Problem
In the entries below, find every line holding the string "Indice" and collect it.

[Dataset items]
○ ○ ○ ○

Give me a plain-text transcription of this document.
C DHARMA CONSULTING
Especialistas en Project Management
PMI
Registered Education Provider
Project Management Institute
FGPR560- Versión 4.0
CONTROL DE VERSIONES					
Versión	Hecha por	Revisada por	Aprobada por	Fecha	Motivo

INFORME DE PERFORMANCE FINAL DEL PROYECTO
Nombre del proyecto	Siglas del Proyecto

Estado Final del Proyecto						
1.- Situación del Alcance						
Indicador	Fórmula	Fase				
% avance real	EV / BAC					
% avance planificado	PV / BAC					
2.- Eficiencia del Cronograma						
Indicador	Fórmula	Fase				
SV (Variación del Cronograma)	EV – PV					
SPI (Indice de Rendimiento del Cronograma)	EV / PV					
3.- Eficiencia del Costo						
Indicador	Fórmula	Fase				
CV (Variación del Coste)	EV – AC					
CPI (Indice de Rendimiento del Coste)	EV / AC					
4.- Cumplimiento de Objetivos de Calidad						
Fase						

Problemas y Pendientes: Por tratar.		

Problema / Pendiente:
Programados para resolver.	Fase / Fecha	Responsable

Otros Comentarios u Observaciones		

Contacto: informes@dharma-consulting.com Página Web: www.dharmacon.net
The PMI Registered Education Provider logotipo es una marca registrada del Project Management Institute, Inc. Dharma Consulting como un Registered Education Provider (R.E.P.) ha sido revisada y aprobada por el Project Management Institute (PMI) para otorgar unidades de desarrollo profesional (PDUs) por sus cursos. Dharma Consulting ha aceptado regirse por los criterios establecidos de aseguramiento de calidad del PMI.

○ ○ ○ ○

Completed task
SPI (Indice de Rendimiento del Cronograma)	EV / PV					
CPI (Indice de Rendimiento del Coste)	EV / AC					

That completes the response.